Task requirements -> Identify and reproduce every line holding the string "bohaterów".

[start]

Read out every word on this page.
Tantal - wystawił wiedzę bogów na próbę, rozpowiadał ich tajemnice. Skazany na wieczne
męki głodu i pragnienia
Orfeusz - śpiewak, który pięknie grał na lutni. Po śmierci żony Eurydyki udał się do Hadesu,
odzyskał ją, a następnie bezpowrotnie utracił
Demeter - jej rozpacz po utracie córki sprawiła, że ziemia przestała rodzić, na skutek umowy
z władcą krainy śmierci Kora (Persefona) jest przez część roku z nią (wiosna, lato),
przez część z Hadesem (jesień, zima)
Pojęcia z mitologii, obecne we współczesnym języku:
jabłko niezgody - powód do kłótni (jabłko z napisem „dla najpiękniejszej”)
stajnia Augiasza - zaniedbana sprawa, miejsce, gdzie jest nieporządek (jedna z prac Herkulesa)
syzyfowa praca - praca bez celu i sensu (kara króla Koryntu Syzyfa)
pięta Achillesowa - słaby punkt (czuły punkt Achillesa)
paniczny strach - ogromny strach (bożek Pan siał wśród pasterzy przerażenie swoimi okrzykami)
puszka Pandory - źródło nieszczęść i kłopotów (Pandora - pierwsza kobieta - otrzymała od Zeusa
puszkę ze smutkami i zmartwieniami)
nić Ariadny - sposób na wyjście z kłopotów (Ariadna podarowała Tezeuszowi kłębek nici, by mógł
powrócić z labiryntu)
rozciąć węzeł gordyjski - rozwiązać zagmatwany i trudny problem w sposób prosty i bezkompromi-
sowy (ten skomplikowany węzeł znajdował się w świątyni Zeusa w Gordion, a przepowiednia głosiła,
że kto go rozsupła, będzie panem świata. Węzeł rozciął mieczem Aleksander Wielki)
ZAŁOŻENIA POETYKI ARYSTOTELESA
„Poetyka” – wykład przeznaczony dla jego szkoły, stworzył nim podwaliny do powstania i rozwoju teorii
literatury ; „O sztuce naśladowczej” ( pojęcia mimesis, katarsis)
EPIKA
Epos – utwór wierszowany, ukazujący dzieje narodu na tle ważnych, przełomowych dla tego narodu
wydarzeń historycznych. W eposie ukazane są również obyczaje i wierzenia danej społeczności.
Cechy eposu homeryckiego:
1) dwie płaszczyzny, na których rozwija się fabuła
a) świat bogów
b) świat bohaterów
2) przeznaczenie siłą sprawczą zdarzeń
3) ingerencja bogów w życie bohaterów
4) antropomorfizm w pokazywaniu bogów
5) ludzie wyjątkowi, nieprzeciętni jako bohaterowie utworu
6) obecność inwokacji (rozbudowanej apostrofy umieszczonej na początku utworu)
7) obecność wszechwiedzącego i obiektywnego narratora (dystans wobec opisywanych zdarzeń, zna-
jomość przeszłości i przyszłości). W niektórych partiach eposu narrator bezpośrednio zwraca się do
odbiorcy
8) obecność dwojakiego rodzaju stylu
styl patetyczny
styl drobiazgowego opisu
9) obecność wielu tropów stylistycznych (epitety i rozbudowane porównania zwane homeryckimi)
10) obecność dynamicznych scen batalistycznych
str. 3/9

[end]

Final answer ->
b) świat bohaterów
3) ingerencja bogów w życie bohaterów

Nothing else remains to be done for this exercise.